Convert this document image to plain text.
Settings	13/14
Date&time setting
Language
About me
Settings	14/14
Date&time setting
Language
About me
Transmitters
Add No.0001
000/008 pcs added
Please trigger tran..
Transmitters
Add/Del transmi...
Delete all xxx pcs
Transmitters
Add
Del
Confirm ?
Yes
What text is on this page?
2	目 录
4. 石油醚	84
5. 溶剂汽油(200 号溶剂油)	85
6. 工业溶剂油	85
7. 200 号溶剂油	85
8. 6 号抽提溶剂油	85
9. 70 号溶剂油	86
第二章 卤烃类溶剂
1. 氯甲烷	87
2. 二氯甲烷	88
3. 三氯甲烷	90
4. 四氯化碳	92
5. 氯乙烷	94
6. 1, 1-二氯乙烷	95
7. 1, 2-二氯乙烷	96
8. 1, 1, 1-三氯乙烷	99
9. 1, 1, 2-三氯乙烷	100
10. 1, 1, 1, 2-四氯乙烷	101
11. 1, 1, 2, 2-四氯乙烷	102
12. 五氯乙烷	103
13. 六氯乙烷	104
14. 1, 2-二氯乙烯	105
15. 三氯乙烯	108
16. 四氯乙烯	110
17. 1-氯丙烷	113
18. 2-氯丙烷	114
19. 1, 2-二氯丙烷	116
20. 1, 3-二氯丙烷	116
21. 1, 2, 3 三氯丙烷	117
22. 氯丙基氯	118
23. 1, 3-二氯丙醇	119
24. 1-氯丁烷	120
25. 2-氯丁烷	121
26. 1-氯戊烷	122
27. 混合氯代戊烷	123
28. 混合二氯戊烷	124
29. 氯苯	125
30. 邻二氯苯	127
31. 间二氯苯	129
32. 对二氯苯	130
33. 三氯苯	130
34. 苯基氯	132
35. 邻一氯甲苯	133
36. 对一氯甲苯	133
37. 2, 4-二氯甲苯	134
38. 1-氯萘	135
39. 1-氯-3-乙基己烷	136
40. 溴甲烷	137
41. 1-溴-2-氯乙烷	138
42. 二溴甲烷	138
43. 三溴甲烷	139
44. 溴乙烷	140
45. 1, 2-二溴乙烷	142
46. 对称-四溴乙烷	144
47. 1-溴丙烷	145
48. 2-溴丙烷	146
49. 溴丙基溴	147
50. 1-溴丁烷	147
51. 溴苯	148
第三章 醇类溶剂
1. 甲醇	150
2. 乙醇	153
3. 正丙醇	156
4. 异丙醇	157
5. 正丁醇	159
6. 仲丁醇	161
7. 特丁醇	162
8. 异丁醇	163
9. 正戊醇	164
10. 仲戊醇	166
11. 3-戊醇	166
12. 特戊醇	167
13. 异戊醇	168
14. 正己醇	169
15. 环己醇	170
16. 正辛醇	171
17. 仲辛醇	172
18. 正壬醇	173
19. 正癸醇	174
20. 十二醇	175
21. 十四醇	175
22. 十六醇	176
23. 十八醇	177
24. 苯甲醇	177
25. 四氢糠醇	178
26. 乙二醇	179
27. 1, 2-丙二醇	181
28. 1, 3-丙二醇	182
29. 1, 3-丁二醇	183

________

• Brief: Can you restate every record above word for word?

• Response:
Convert this document image to plain text.
Settings	13/14
Date&time setting
Language
About me
Settings	14/14
Date&time setting
Language
About me
Transmitters
Add No.0001
000/008 pcs added
Please trigger tran..
Transmitters
Add/Del transmi...
Delete all xxx pcs
Transmitters
Add
Del
Confirm ?
Yes
What text is on this page?
2	目 录
4. 石油醚	84
5. 溶剂汽油(200 号溶剂油)	85
6. 工业溶剂油	85
7. 200 号溶剂油	85
8. 6 号抽提溶剂油	85
9. 70 号溶剂油	86
第二章 卤烃类溶剂
1. 氯甲烷	87
2. 二氯甲烷	88
3. 三氯甲烷	90
4. 四氯化碳	92
5. 氯乙烷	94
6. 1, 1-二氯乙烷	95
7. 1, 2-二氯乙烷	96
8. 1, 1, 1-三氯乙烷	99
9. 1, 1, 2-三氯乙烷	100
10. 1, 1, 1, 2-四氯乙烷	101
11. 1, 1, 2, 2-四氯乙烷	102
12. 五氯乙烷	103
13. 六氯乙烷	104
14. 1, 2-二氯乙烯	105
15. 三氯乙烯	108
16. 四氯乙烯	110
17. 1-氯丙烷	113
18. 2-氯丙烷	114
19. 1, 2-二氯丙烷	116
20. 1, 3-二氯丙烷	116
21. 1, 2, 3 三氯丙烷	117
22. 氯丙基氯	118
23. 1, 3-二氯丙醇	119
24. 1-氯丁烷	120
25. 2-氯丁烷	121
26. 1-氯戊烷	122
27. 混合氯代戊烷	123
28. 混合二氯戊烷	124
29. 氯苯	125
30. 邻二氯苯	127
31. 间二氯苯	129
32. 对二氯苯	130
33. 三氯苯	130
34. 苯基氯	132
35. 邻一氯甲苯	133
36. 对一氯甲苯	133
37. 2, 4-二氯甲苯	134
38. 1-氯萘	135
39. 1-氯-3-乙基己烷	136
40. 溴甲烷	137
41. 1-溴-2-氯乙烷	138
42. 二溴甲烷	138
43. 三溴甲烷	139
44. 溴乙烷	140
45. 1, 2-二溴乙烷	142
46. 对称-四溴乙烷	144
47. 1-溴丙烷	145
48. 2-溴丙烷	146
49. 溴丙基溴	147
50. 1-溴丁烷	147
51. 溴苯	148
第三章 醇类溶剂
1. 甲醇	150
2. 乙醇	153
3. 正丙醇	156
4. 异丙醇	157
5. 正丁醇	159
6. 仲丁醇	161
7. 特丁醇	162
8. 异丁醇	163
9. 正戊醇	164
10. 仲戊醇	166
11. 3-戊醇	166
12. 特戊醇	167
13. 异戊醇	168
14. 正己醇	169
15. 环己醇	170
16. 正辛醇	171
17. 仲辛醇	172
18. 正壬醇	173
19. 正癸醇	174
20. 十二醇	175
21. 十四醇	175
22. 十六醇	176
23. 十八醇	177
24. 苯甲醇	177
25. 四氢糠醇	178
26. 乙二醇	179
27. 1, 2-丙二醇	181
28. 1, 3-丙二醇	182
29. 1, 3-丁二醇	183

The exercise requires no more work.